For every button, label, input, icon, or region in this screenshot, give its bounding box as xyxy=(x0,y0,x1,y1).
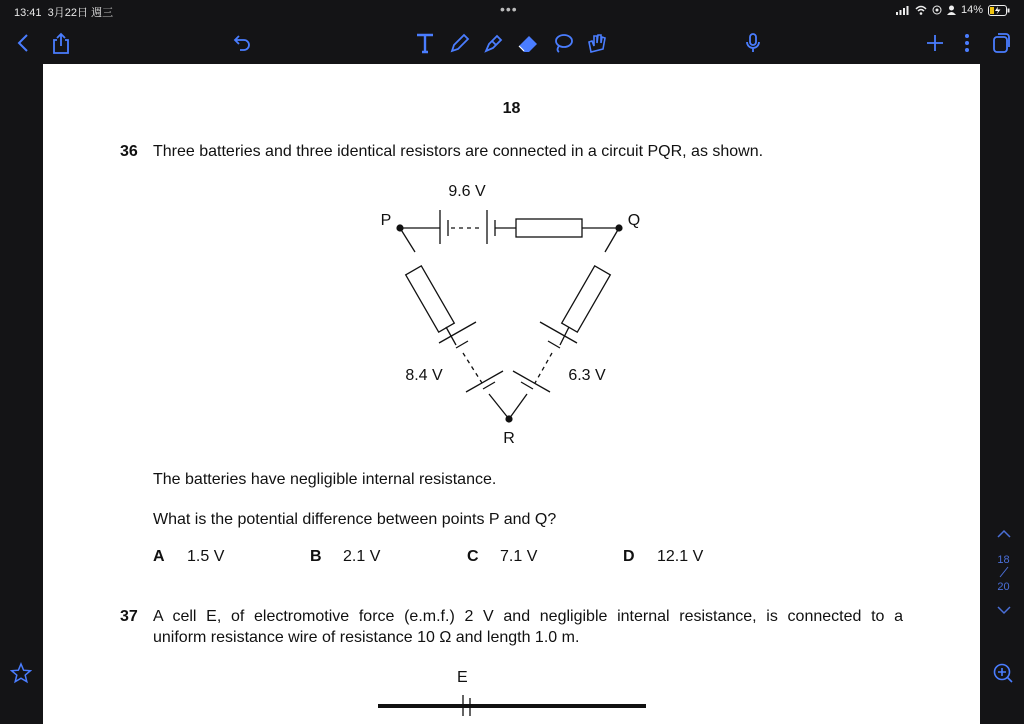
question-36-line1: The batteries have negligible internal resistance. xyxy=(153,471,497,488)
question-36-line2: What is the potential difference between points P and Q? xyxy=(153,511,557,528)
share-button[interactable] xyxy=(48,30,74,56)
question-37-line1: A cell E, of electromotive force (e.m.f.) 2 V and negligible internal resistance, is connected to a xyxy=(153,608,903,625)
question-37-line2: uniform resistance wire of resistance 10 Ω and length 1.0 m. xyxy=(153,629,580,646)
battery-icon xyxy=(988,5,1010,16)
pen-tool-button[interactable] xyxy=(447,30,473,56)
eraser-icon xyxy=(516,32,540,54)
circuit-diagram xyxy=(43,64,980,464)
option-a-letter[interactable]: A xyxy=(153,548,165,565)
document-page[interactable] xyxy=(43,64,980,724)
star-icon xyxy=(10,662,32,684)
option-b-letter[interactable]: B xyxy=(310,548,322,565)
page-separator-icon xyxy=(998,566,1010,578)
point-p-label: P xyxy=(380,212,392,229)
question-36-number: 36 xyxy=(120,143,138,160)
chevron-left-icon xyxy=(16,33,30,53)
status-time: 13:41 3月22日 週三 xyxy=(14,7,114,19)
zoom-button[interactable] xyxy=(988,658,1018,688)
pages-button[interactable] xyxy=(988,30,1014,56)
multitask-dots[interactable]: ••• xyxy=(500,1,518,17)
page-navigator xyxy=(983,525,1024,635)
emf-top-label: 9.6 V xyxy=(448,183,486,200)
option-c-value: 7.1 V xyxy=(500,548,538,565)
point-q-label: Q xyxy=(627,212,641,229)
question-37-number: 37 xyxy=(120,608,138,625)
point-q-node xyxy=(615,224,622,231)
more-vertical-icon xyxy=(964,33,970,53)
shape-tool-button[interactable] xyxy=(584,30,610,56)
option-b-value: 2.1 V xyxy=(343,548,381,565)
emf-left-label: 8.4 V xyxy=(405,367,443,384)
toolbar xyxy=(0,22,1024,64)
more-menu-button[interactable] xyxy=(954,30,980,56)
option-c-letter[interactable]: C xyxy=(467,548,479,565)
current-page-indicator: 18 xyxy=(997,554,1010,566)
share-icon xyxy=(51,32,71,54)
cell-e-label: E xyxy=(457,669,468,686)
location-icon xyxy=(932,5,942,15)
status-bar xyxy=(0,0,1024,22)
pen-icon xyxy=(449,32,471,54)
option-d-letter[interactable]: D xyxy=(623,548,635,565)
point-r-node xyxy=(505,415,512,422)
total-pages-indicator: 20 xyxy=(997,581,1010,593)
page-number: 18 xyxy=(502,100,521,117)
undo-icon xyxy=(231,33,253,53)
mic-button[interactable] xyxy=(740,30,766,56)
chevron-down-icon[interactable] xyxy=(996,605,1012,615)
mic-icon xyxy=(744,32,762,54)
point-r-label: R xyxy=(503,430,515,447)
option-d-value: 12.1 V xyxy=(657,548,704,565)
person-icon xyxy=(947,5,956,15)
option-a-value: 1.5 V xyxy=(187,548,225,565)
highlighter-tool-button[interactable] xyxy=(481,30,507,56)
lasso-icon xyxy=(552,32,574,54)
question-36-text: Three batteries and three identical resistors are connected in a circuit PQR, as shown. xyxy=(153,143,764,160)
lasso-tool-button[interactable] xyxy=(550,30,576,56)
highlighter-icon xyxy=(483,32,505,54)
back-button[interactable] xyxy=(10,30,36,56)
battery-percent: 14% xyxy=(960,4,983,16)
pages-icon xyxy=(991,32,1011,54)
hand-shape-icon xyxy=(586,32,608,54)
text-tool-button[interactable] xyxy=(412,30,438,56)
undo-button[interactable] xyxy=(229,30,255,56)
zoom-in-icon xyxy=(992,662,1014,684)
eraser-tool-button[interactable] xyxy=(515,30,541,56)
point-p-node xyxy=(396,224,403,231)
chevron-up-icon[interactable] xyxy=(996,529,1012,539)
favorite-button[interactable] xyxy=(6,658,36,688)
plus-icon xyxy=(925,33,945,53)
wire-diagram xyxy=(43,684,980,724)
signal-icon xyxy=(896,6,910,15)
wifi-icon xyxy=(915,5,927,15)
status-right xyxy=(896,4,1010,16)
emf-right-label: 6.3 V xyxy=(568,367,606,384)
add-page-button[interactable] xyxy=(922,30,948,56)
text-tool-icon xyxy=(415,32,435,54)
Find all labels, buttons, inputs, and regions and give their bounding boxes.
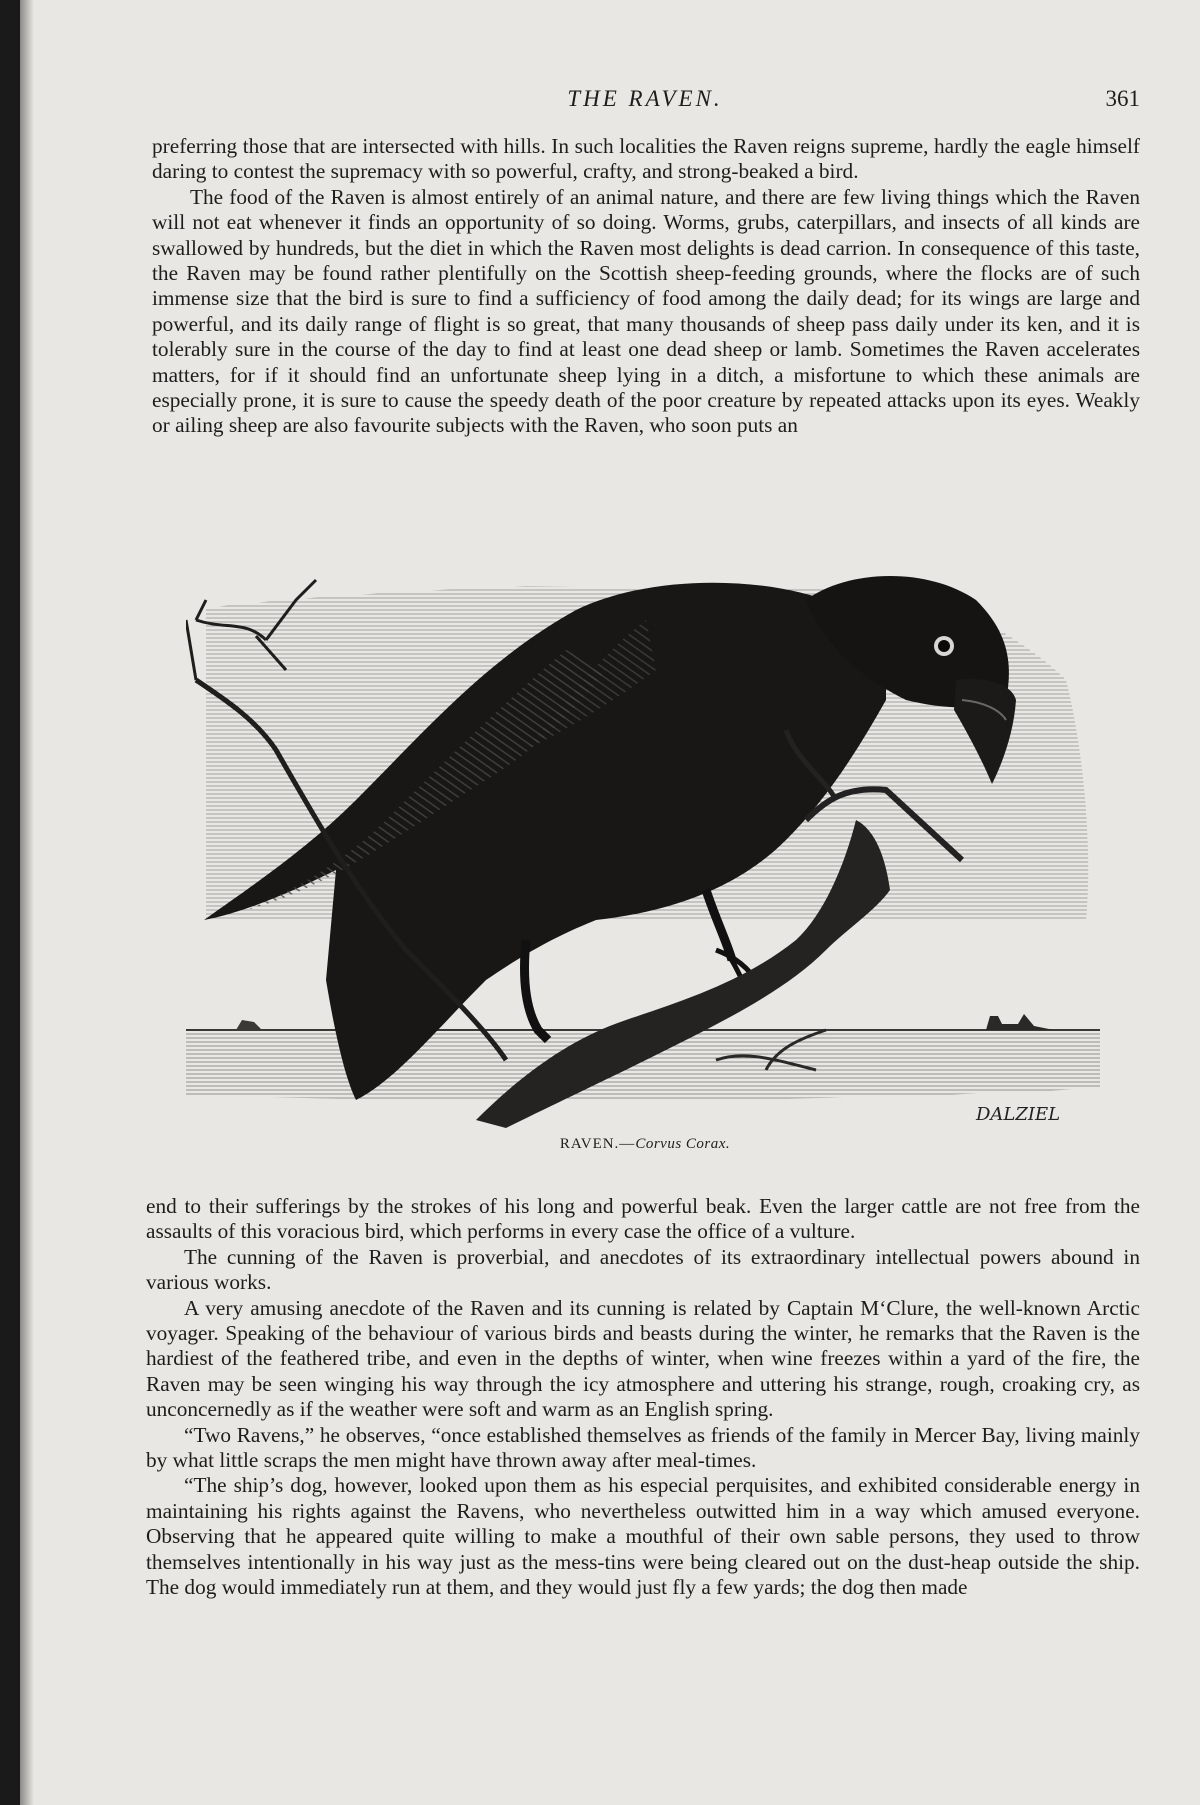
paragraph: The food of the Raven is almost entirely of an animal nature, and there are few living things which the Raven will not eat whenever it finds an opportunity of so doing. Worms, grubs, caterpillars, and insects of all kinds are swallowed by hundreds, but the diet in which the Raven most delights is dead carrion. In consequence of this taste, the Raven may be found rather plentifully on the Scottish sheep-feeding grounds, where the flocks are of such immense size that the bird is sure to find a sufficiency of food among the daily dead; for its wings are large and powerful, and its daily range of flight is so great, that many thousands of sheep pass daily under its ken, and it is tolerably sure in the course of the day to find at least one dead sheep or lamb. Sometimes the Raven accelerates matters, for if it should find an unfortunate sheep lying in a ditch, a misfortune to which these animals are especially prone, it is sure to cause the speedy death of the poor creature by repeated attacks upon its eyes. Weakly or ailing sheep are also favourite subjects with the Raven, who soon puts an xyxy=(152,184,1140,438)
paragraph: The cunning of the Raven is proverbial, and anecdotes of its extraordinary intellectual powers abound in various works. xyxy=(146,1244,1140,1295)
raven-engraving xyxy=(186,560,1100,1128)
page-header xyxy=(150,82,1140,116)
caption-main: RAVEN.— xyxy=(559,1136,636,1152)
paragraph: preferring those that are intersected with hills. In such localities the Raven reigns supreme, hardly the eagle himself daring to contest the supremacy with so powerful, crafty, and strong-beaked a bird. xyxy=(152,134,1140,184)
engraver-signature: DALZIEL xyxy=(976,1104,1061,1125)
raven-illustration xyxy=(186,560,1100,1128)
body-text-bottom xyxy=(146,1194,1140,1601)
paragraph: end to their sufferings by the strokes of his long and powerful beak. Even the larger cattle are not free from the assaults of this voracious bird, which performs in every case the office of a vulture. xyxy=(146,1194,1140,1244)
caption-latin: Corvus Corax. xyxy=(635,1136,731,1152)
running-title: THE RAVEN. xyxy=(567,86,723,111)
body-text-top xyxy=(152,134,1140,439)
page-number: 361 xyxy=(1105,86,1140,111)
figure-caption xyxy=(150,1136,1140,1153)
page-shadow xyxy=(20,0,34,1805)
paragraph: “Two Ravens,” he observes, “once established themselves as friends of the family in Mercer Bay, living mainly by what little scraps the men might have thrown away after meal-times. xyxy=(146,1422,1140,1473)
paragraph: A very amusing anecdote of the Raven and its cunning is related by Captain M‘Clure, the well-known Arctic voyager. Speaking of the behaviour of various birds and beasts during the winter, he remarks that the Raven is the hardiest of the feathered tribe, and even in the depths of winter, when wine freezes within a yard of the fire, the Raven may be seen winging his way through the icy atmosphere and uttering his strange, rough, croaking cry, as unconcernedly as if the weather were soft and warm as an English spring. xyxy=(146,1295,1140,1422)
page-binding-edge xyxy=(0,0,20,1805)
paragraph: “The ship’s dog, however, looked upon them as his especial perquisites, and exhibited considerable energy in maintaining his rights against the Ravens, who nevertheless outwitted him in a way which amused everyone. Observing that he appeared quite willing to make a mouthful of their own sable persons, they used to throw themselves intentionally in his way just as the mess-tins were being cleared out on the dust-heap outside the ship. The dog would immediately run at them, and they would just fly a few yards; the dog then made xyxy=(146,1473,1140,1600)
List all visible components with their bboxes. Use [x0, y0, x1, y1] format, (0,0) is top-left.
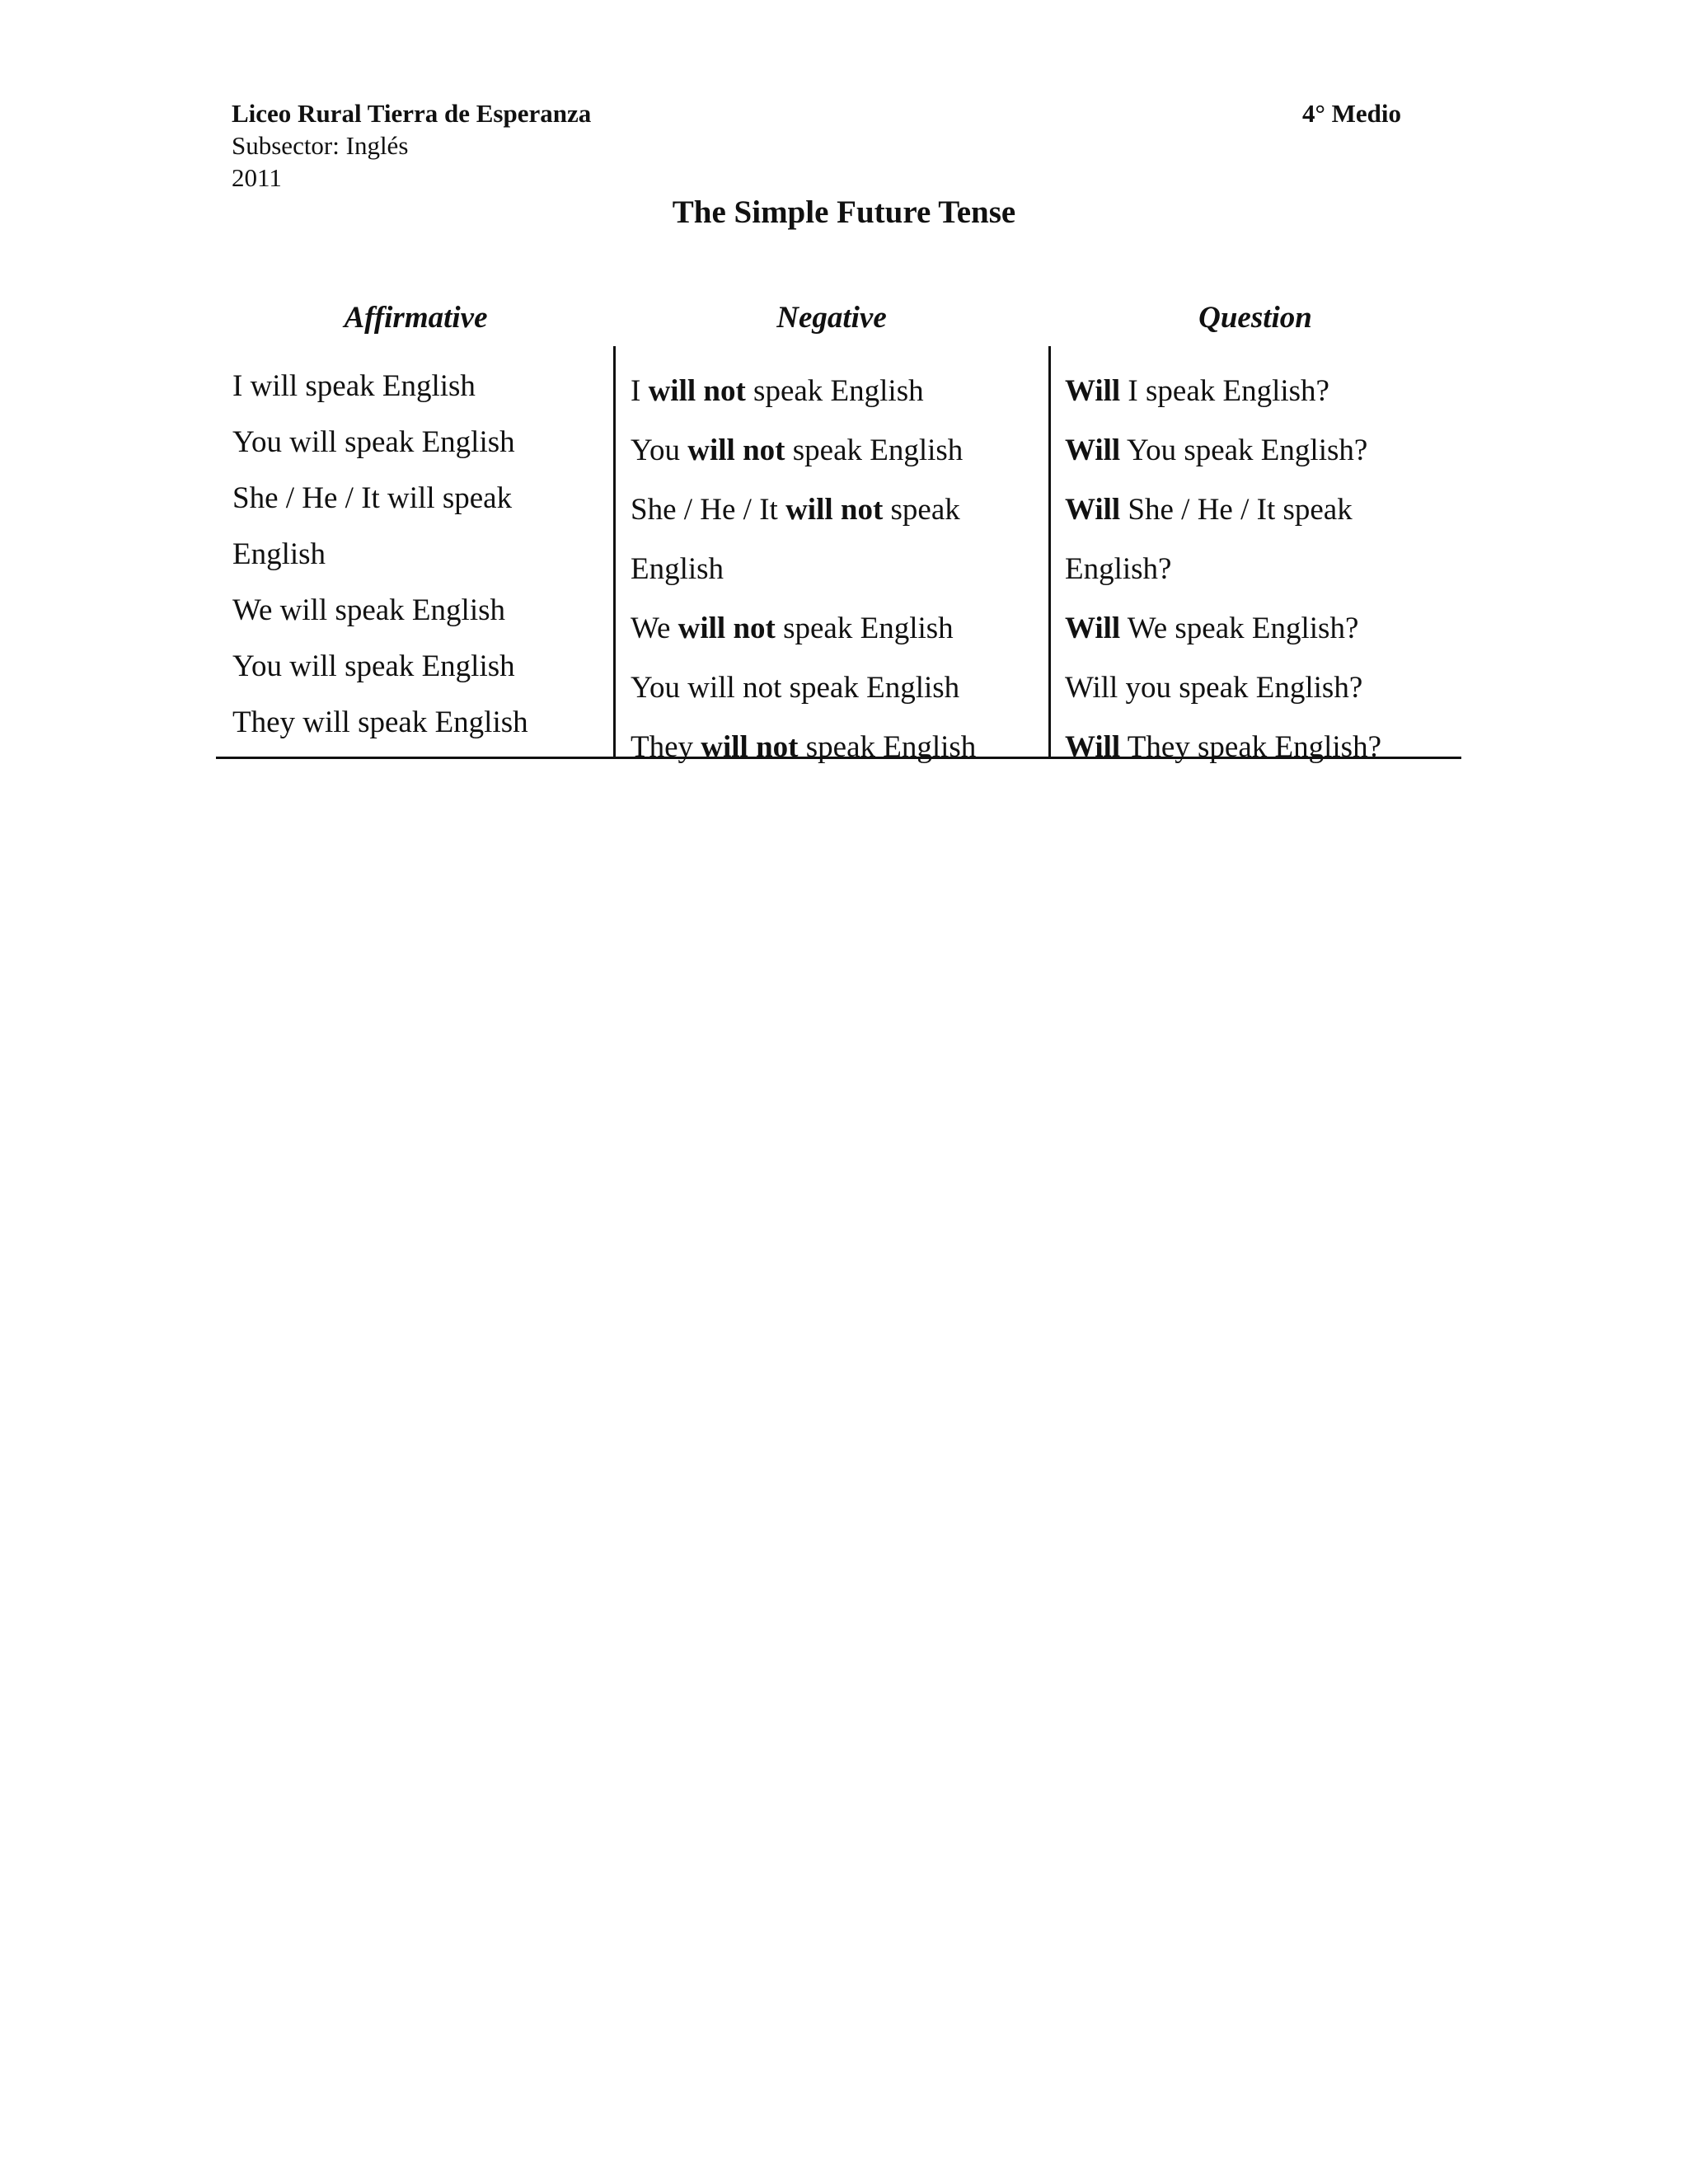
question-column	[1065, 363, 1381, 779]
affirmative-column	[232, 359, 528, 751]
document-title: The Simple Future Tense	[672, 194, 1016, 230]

**WRITTEN INSTRUCTION:** Write out the stretch of data from the line containing "paragraph: The food" through the line containing "paragraph: end to", with both of those lines included, reproducing every line exactly.

**ANSWER FOR THE TASK:**
paragraph: The food of the Raven is almost entirely of an animal nature, and there are few living things which the Raven will not eat whenever it finds an opportunity of so doing. Worms, grubs, caterpillars, and insects of all kinds are swallowed by hundreds, but the diet in which the Raven most delights is dead carrion. In consequence of this taste, the Raven may be found rather plentifully on the Scottish sheep-feeding grounds, where the flocks are of such immense size that the bird is sure to find a sufficiency of food among the daily dead; for its wings are large and powerful, and its daily range of flight is so great, that many thousands of sheep pass daily under its ken, and it is tolerably sure in the course of the day to find at least one dead sheep or lamb. Sometimes the Raven accelerates matters, for if it should find an unfortunate sheep lying in a ditch, a misfortune to which these animals are especially prone, it is sure to cause the speedy death of the poor creature by repeated attacks upon its eyes. Weakly or ailing sheep are also favourite subjects with the Raven, who soon puts an xyxy=(152,184,1140,438)
paragraph: The cunning of the Raven is proverbial, and anecdotes of its extraordinary intellectual powers abound in various works. xyxy=(146,1244,1140,1295)
raven-engraving xyxy=(186,560,1100,1128)
page-header xyxy=(150,82,1140,116)
caption-main: RAVEN.— xyxy=(559,1136,636,1152)
paragraph: preferring those that are intersected with hills. In such localities the Raven reigns supreme, hardly the eagle himself daring to contest the supremacy with so powerful, crafty, and strong-beaked a bird. xyxy=(152,134,1140,184)
engraver-signature: DALZIEL xyxy=(976,1104,1061,1125)
raven-illustration xyxy=(186,560,1100,1128)
body-text-bottom xyxy=(146,1194,1140,1601)
paragraph: end to their sufferings by the strokes of his long and powerful beak. Even the larger cattle are not free from the assaults of this voracious bird, which performs in every case the office of a vulture. xyxy=(146,1194,1140,1244)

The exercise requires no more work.